--- BEGIN ---

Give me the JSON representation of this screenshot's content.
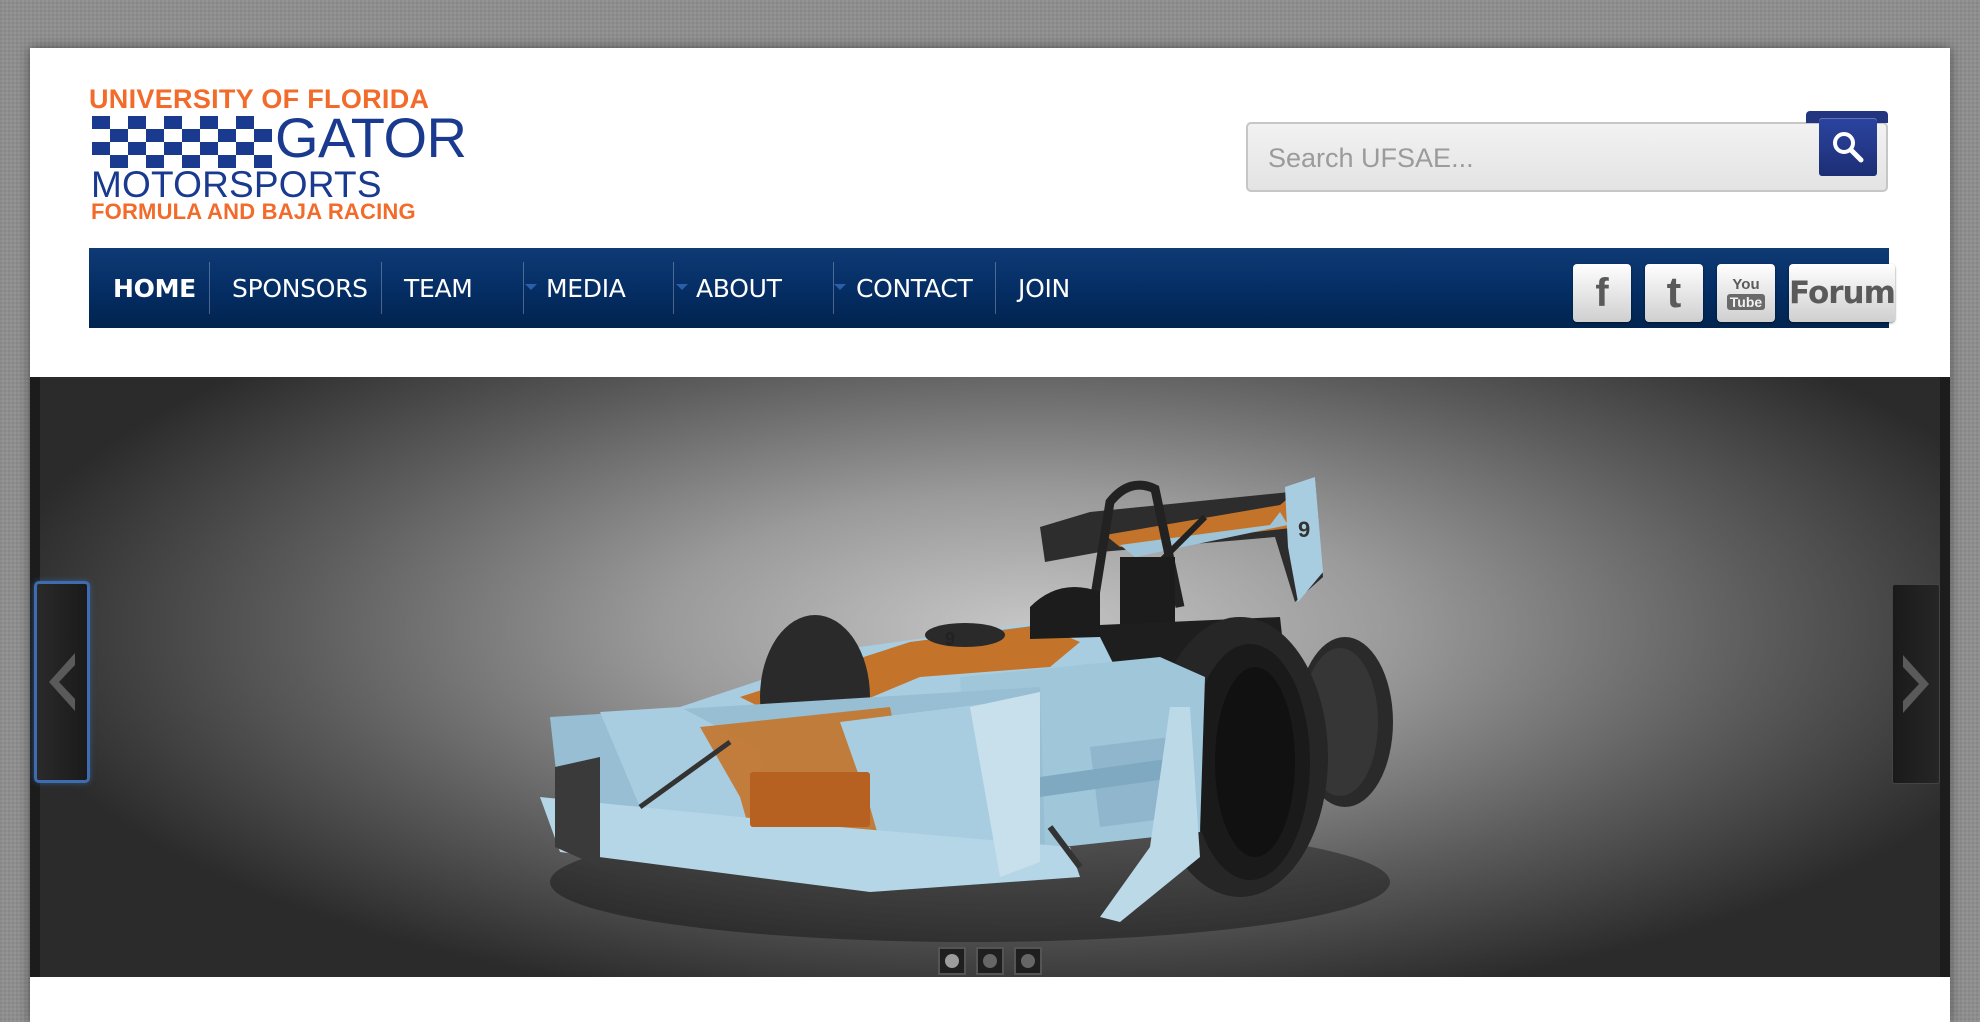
{
  "logo": {
    "line1": "UNIVERSITY OF FLORIDA",
    "line2": "GATOR",
    "line3": "MOTORSPORTS",
    "line4": "FORMULA AND BAJA RACING"
  },
  "search": {
    "placeholder": "Search UFSAE...",
    "value": "",
    "button_icon": "search-icon"
  },
  "nav": {
    "items": [
      {
        "label": "HOME",
        "active": true
      },
      {
        "label": "SPONSORS"
      },
      {
        "label": "TEAM",
        "has_dropdown": true
      },
      {
        "label": "MEDIA",
        "has_dropdown": true
      },
      {
        "label": "ABOUT",
        "has_dropdown": true
      },
      {
        "label": "CONTACT"
      },
      {
        "label": "JOIN"
      }
    ]
  },
  "social": {
    "facebook_label": "f",
    "twitter_label": "t",
    "youtube_label_top": "You",
    "youtube_label_bottom": "Tube",
    "forum_label": "Forum"
  },
  "slider": {
    "slide_count": 3,
    "active_slide": 1,
    "car_number": "9",
    "prev_icon": "chevron-left-icon",
    "next_icon": "chevron-right-icon"
  },
  "colors": {
    "brand_orange": "#f26b2a",
    "brand_blue": "#1a3a8f",
    "nav_blue": "#042d63",
    "car_light_blue": "#a9cde0",
    "car_orange": "#c96a22"
  }
}
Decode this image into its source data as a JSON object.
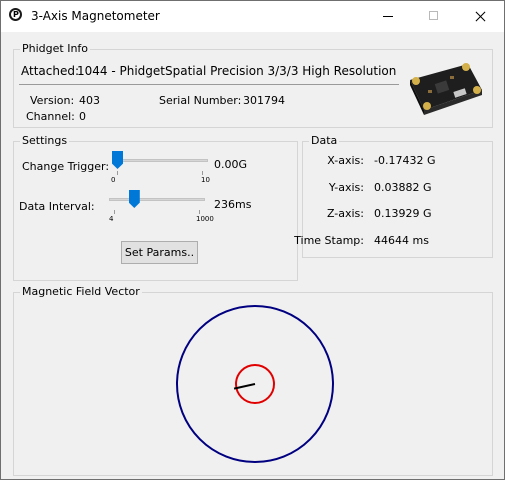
{
  "window": {
    "title": "3-Axis Magnetometer"
  },
  "phidget_info": {
    "group_title": "Phidget Info",
    "attached_label": "Attached:",
    "attached_value": "1044 - PhidgetSpatial Precision 3/3/3 High Resolution",
    "version_label": "Version:",
    "version_value": "403",
    "serial_label": "Serial Number:",
    "serial_value": "301794",
    "channel_label": "Channel:",
    "channel_value": "0"
  },
  "settings": {
    "group_title": "Settings",
    "change_trigger_label": "Change Trigger:",
    "change_trigger_value": "0.00G",
    "change_trigger_min": "0",
    "change_trigger_max": "10",
    "change_trigger_level": 0.0,
    "data_interval_label": "Data Interval:",
    "data_interval_value": "236ms",
    "data_interval_min": "4",
    "data_interval_max": "1000",
    "data_interval_level": 0.233,
    "set_params_label": "Set Params.."
  },
  "data": {
    "group_title": "Data",
    "x_label": "X-axis:",
    "x_value": "-0.17432 G",
    "y_label": "Y-axis:",
    "y_value": "0.03882 G",
    "z_label": "Z-axis:",
    "z_value": "0.13929 G",
    "timestamp_label": "Time Stamp:",
    "timestamp_value": "44644 ms"
  },
  "vector": {
    "group_title": "Magnetic Field Vector",
    "outer_circle_color": "#000080",
    "inner_circle_color": "#e00000",
    "vector_color": "#000000"
  }
}
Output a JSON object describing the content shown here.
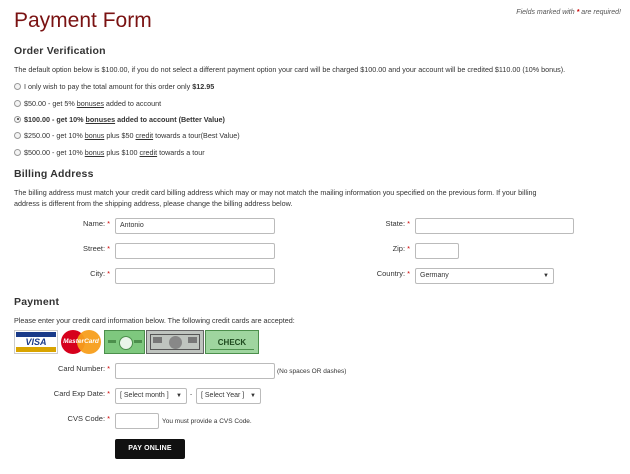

--- END ---

◆ Job ◆
Except for the pictures, copy every line of the records above exactly.

◆ Exercise output ◆
Give me the JSON representation of this screenshot's content.
{
  "logo": {
    "line1": "UNIVERSITY OF FLORIDA",
    "line2": "GATOR",
    "line3": "MOTORSPORTS",
    "line4": "FORMULA AND BAJA RACING"
  },
  "search": {
    "placeholder": "Search UFSAE...",
    "value": "",
    "button_icon": "search-icon"
  },
  "nav": {
    "items": [
      {
        "label": "HOME",
        "active": true
      },
      {
        "label": "SPONSORS"
      },
      {
        "label": "TEAM",
        "has_dropdown": true
      },
      {
        "label": "MEDIA",
        "has_dropdown": true
      },
      {
        "label": "ABOUT",
        "has_dropdown": true
      },
      {
        "label": "CONTACT"
      },
      {
        "label": "JOIN"
      }
    ]
  },
  "social": {
    "facebook_label": "f",
    "twitter_label": "t",
    "youtube_label_top": "You",
    "youtube_label_bottom": "Tube",
    "forum_label": "Forum"
  },
  "slider": {
    "slide_count": 3,
    "active_slide": 1,
    "car_number": "9",
    "prev_icon": "chevron-left-icon",
    "next_icon": "chevron-right-icon"
  },
  "colors": {
    "brand_orange": "#f26b2a",
    "brand_blue": "#1a3a8f",
    "nav_blue": "#042d63",
    "car_light_blue": "#a9cde0",
    "car_orange": "#c96a22"
  }
}
Decode this image into its source data as a JSON object.
{
  "window": {
    "title": "3-Axis Magnetometer"
  },
  "phidget_info": {
    "group_title": "Phidget Info",
    "attached_label": "Attached:",
    "attached_value": "1044 - PhidgetSpatial Precision 3/3/3 High Resolution",
    "version_label": "Version:",
    "version_value": "403",
    "serial_label": "Serial Number:",
    "serial_value": "301794",
    "channel_label": "Channel:",
    "channel_value": "0"
  },
  "settings": {
    "group_title": "Settings",
    "change_trigger_label": "Change Trigger:",
    "change_trigger_value": "0.00G",
    "change_trigger_min": "0",
    "change_trigger_max": "10",
    "change_trigger_level": 0.0,
    "data_interval_label": "Data Interval:",
    "data_interval_value": "236ms",
    "data_interval_min": "4",
    "data_interval_max": "1000",
    "data_interval_level": 0.233,
    "set_params_label": "Set Params.."
  },
  "data": {
    "group_title": "Data",
    "x_label": "X-axis:",
    "x_value": "-0.17432 G",
    "y_label": "Y-axis:",
    "y_value": "0.03882 G",
    "z_label": "Z-axis:",
    "z_value": "0.13929 G",
    "timestamp_label": "Time Stamp:",
    "timestamp_value": "44644 ms"
  },
  "vector": {
    "group_title": "Magnetic Field Vector",
    "outer_circle_color": "#000080",
    "inner_circle_color": "#e00000",
    "vector_color": "#000000"
  }
}
Output a JSON object describing the content shown here.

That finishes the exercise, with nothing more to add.